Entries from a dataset
□ □ □ □ □

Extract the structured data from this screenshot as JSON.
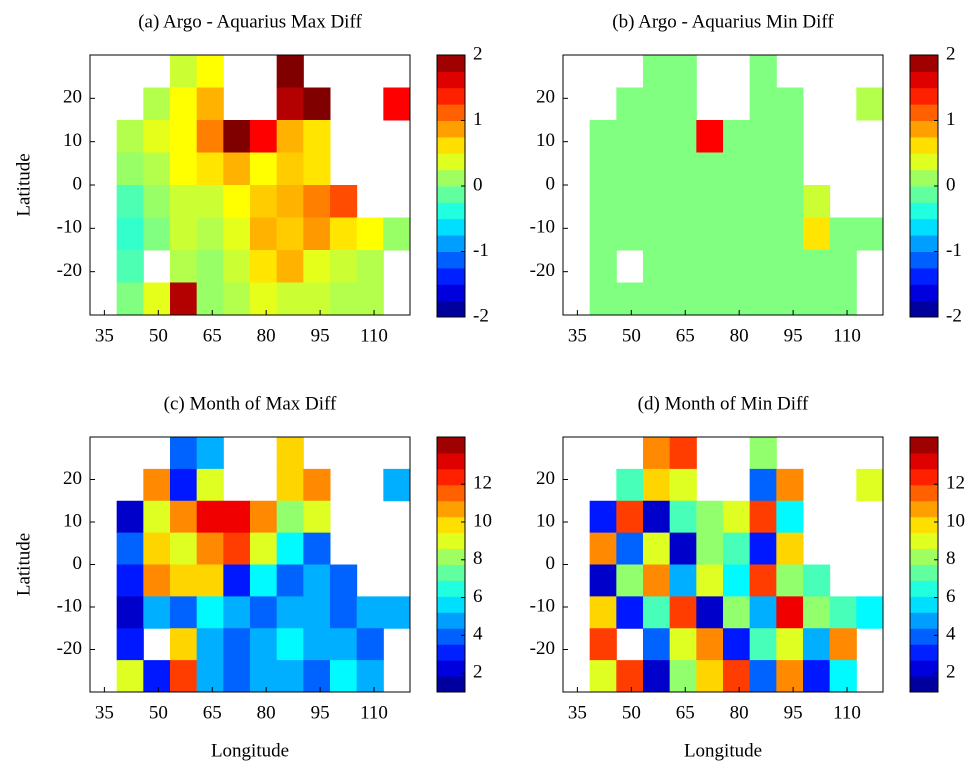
{
  "chart_data": [
    {
      "type": "heatmap",
      "title": "(a) Argo - Aquarius Max Diff",
      "ylabel": "Latitude",
      "xlim": [
        31,
        120
      ],
      "ylim": [
        -30,
        30
      ],
      "xticks": [
        35,
        50,
        65,
        80,
        95,
        110
      ],
      "yticks": [
        -20,
        -10,
        0,
        10,
        20
      ],
      "clim": [
        -2,
        2
      ],
      "cticks": [
        -2,
        -1,
        0,
        1,
        2
      ],
      "colormap": "jet",
      "z": [
        [
          null,
          null,
          null,
          0.3,
          0.5,
          null,
          null,
          2,
          null,
          null,
          null,
          null
        ],
        [
          null,
          null,
          0.2,
          0.5,
          0.8,
          null,
          null,
          1.8,
          2,
          null,
          null,
          1.5
        ],
        [
          null,
          0.2,
          0.4,
          0.5,
          1,
          2,
          1.5,
          0.8,
          0.6,
          null,
          null,
          null
        ],
        [
          null,
          0.1,
          0.2,
          0.5,
          0.6,
          0.8,
          0.5,
          0.7,
          0.6,
          null,
          null,
          null
        ],
        [
          null,
          -0.2,
          0.1,
          0.3,
          0.3,
          0.5,
          0.7,
          0.8,
          1,
          1.2,
          null,
          null
        ],
        [
          null,
          -0.3,
          0,
          0.3,
          0.2,
          0.4,
          0.8,
          0.7,
          0.9,
          0.6,
          0.5,
          0.1
        ],
        [
          null,
          -0.2,
          null,
          0.2,
          0.1,
          0.3,
          0.6,
          0.8,
          0.4,
          0.3,
          0.2,
          null
        ],
        [
          null,
          0,
          0.4,
          1.8,
          0.1,
          0.2,
          0.4,
          0.3,
          0.3,
          0.2,
          0.2,
          null
        ]
      ]
    },
    {
      "type": "heatmap",
      "title": "(b) Argo - Aquarius Min Diff",
      "xlim": [
        31,
        120
      ],
      "ylim": [
        -30,
        30
      ],
      "xticks": [
        35,
        50,
        65,
        80,
        95,
        110
      ],
      "yticks": [
        -20,
        -10,
        0,
        10,
        20
      ],
      "clim": [
        -2,
        2
      ],
      "cticks": [
        -2,
        -1,
        0,
        1,
        2
      ],
      "colormap": "jet",
      "z": [
        [
          null,
          null,
          null,
          0,
          0,
          null,
          null,
          0,
          null,
          null,
          null,
          null
        ],
        [
          null,
          null,
          0,
          0,
          0,
          null,
          null,
          0,
          0,
          null,
          null,
          0.2
        ],
        [
          null,
          0,
          0,
          0,
          0,
          1.5,
          0,
          0,
          0,
          null,
          null,
          null
        ],
        [
          null,
          0,
          0,
          0,
          0,
          0,
          0,
          0,
          0,
          null,
          null,
          null
        ],
        [
          null,
          0,
          0,
          0,
          0,
          0,
          0,
          0,
          0,
          0.3,
          null,
          null
        ],
        [
          null,
          0,
          0,
          0,
          0,
          0,
          0,
          0,
          0,
          0.6,
          0,
          0
        ],
        [
          null,
          0,
          null,
          0,
          0,
          0,
          0,
          0,
          0,
          0,
          0,
          null
        ],
        [
          null,
          0,
          0,
          0,
          0,
          0,
          0,
          0,
          0,
          0,
          0,
          null
        ]
      ]
    },
    {
      "type": "heatmap",
      "title": "(c) Month of Max Diff",
      "xlabel": "Longitude",
      "ylabel": "Latitude",
      "xlim": [
        31,
        120
      ],
      "ylim": [
        -30,
        30
      ],
      "xticks": [
        35,
        50,
        65,
        80,
        95,
        110
      ],
      "yticks": [
        -20,
        -10,
        0,
        10,
        20
      ],
      "clim": [
        1,
        14.5
      ],
      "cticks": [
        2,
        4,
        6,
        8,
        10,
        12
      ],
      "colormap": "jet",
      "z": [
        [
          null,
          null,
          null,
          4,
          5,
          null,
          null,
          10,
          null,
          null,
          null,
          null
        ],
        [
          null,
          null,
          11,
          3,
          9,
          null,
          null,
          10,
          11,
          null,
          null,
          5
        ],
        [
          null,
          2,
          9,
          11,
          13,
          13,
          11,
          8,
          9,
          null,
          null,
          null
        ],
        [
          null,
          4,
          10,
          9,
          11,
          12,
          9,
          6,
          4,
          null,
          null,
          null
        ],
        [
          null,
          3,
          11,
          10,
          10,
          3,
          6,
          4,
          5,
          4,
          null,
          null
        ],
        [
          null,
          2,
          5,
          4,
          6,
          5,
          4,
          5,
          5,
          4,
          5,
          5
        ],
        [
          null,
          3,
          null,
          10,
          5,
          4,
          5,
          6,
          5,
          5,
          4,
          null
        ],
        [
          null,
          9,
          3,
          12,
          5,
          4,
          5,
          5,
          4,
          6,
          5,
          null
        ]
      ]
    },
    {
      "type": "heatmap",
      "title": "(d) Month of Min Diff",
      "xlabel": "Longitude",
      "xlim": [
        31,
        120
      ],
      "ylim": [
        -30,
        30
      ],
      "xticks": [
        35,
        50,
        65,
        80,
        95,
        110
      ],
      "yticks": [
        -20,
        -10,
        0,
        10,
        20
      ],
      "clim": [
        1,
        14.5
      ],
      "cticks": [
        2,
        4,
        6,
        8,
        10,
        12
      ],
      "colormap": "jet",
      "z": [
        [
          null,
          null,
          null,
          11,
          12,
          null,
          null,
          8,
          null,
          null,
          null,
          null
        ],
        [
          null,
          null,
          7,
          10,
          9,
          null,
          null,
          4,
          11,
          null,
          null,
          9
        ],
        [
          null,
          3,
          12,
          2,
          7,
          8,
          9,
          12,
          6,
          null,
          null,
          null
        ],
        [
          null,
          11,
          4,
          9,
          2,
          8,
          7,
          3,
          10,
          null,
          null,
          null
        ],
        [
          null,
          2,
          8,
          11,
          5,
          9,
          6,
          12,
          8,
          7,
          null,
          null
        ],
        [
          null,
          10,
          3,
          7,
          12,
          2,
          8,
          5,
          13,
          8,
          7,
          6
        ],
        [
          null,
          12,
          null,
          4,
          9,
          11,
          3,
          7,
          9,
          5,
          11,
          null
        ],
        [
          null,
          9,
          12,
          2,
          8,
          10,
          12,
          4,
          11,
          3,
          6,
          null
        ]
      ]
    }
  ]
}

□ □ □ □ □

Required task:
Identify how many lines in the entries above include the string "Diff", then state that number alone.

Expected answer:
4